BEGIN Records provided

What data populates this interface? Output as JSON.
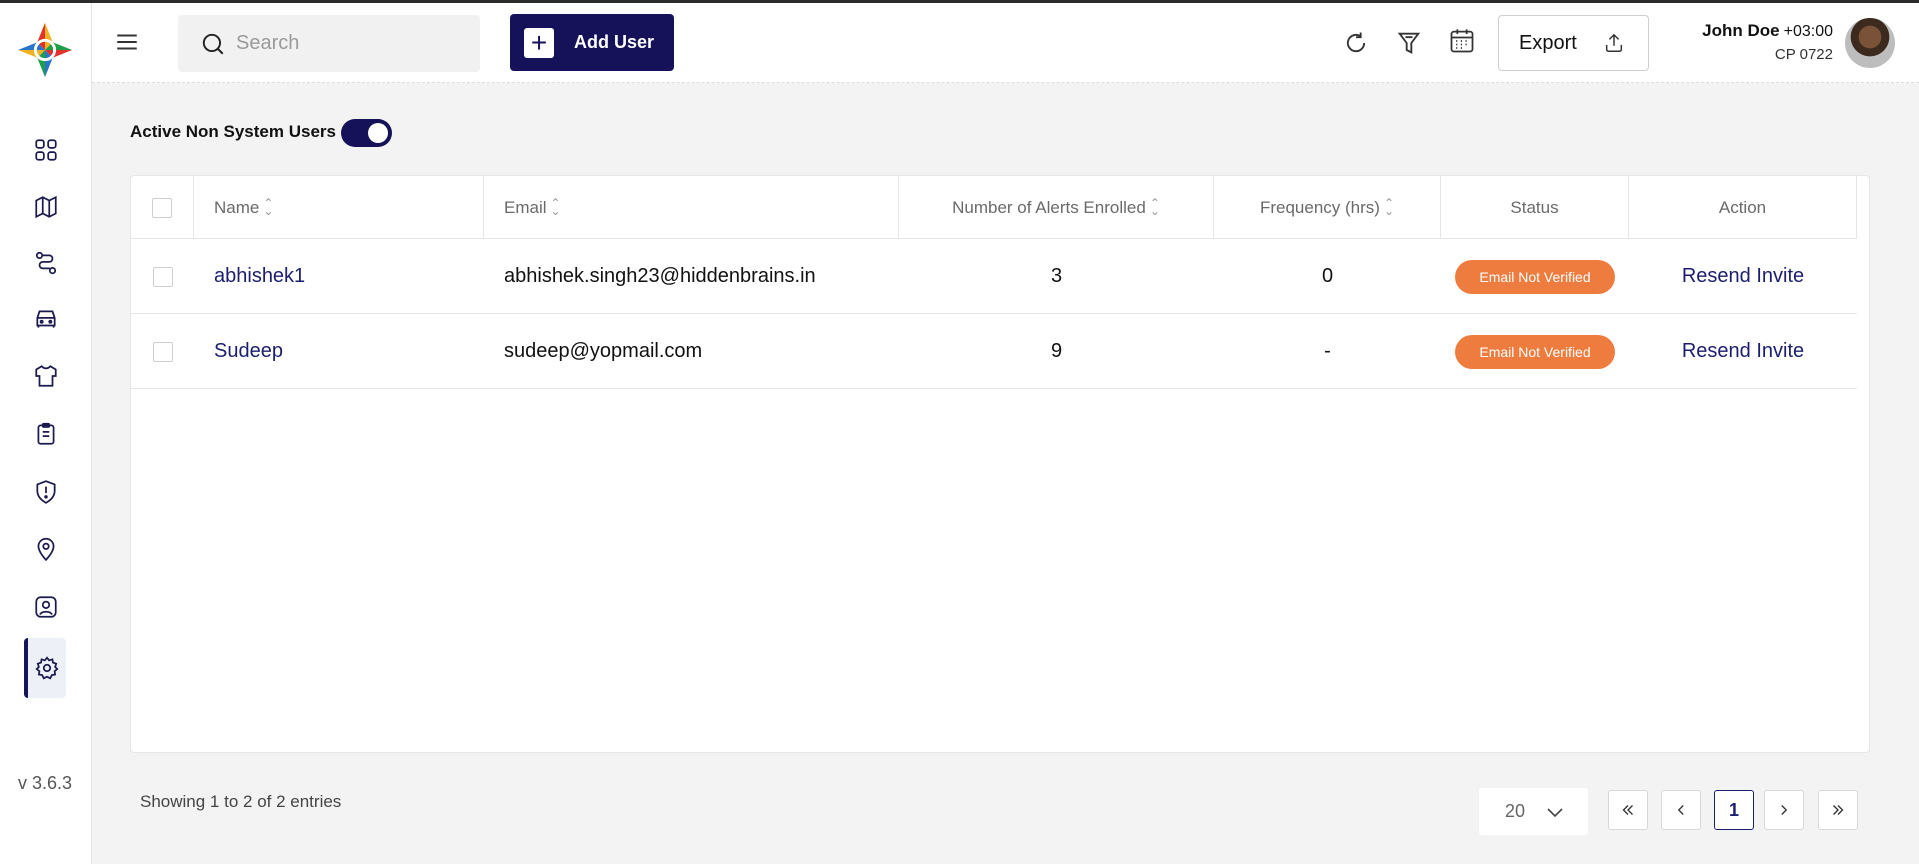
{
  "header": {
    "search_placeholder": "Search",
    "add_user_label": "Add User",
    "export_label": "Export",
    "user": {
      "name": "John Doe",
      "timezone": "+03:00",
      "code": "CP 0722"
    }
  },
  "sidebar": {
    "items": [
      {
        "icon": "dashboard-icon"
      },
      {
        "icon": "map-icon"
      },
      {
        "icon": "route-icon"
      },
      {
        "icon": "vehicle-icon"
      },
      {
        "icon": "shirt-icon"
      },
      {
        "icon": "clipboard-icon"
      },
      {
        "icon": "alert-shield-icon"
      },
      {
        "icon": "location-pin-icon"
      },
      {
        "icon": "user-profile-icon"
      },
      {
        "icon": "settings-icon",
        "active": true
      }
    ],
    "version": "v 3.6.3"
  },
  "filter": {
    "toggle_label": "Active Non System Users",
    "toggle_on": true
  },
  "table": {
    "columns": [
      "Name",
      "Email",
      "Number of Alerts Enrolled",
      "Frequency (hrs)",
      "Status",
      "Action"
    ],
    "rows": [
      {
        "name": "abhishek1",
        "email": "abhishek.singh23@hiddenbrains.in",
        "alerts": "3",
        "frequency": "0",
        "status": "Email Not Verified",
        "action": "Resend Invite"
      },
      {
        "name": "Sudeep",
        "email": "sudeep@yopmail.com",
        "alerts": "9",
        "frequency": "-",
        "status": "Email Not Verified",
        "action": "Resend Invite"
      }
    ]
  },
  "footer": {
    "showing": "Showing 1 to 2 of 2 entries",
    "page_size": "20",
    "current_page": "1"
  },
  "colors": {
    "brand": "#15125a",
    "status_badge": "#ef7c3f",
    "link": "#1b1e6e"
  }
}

END Records provided

Work to complete:
Print all of the entries word for word. Skip any images they contain.

Exercise result:
What data populates this interface? Output as JSON.
{
  "header": {
    "search_placeholder": "Search",
    "add_user_label": "Add User",
    "export_label": "Export",
    "user": {
      "name": "John Doe",
      "timezone": "+03:00",
      "code": "CP 0722"
    }
  },
  "sidebar": {
    "items": [
      {
        "icon": "dashboard-icon"
      },
      {
        "icon": "map-icon"
      },
      {
        "icon": "route-icon"
      },
      {
        "icon": "vehicle-icon"
      },
      {
        "icon": "shirt-icon"
      },
      {
        "icon": "clipboard-icon"
      },
      {
        "icon": "alert-shield-icon"
      },
      {
        "icon": "location-pin-icon"
      },
      {
        "icon": "user-profile-icon"
      },
      {
        "icon": "settings-icon",
        "active": true
      }
    ],
    "version": "v 3.6.3"
  },
  "filter": {
    "toggle_label": "Active Non System Users",
    "toggle_on": true
  },
  "table": {
    "columns": [
      "Name",
      "Email",
      "Number of Alerts Enrolled",
      "Frequency (hrs)",
      "Status",
      "Action"
    ],
    "rows": [
      {
        "name": "abhishek1",
        "email": "abhishek.singh23@hiddenbrains.in",
        "alerts": "3",
        "frequency": "0",
        "status": "Email Not Verified",
        "action": "Resend Invite"
      },
      {
        "name": "Sudeep",
        "email": "sudeep@yopmail.com",
        "alerts": "9",
        "frequency": "-",
        "status": "Email Not Verified",
        "action": "Resend Invite"
      }
    ]
  },
  "footer": {
    "showing": "Showing 1 to 2 of 2 entries",
    "page_size": "20",
    "current_page": "1"
  },
  "colors": {
    "brand": "#15125a",
    "status_badge": "#ef7c3f",
    "link": "#1b1e6e"
  }
}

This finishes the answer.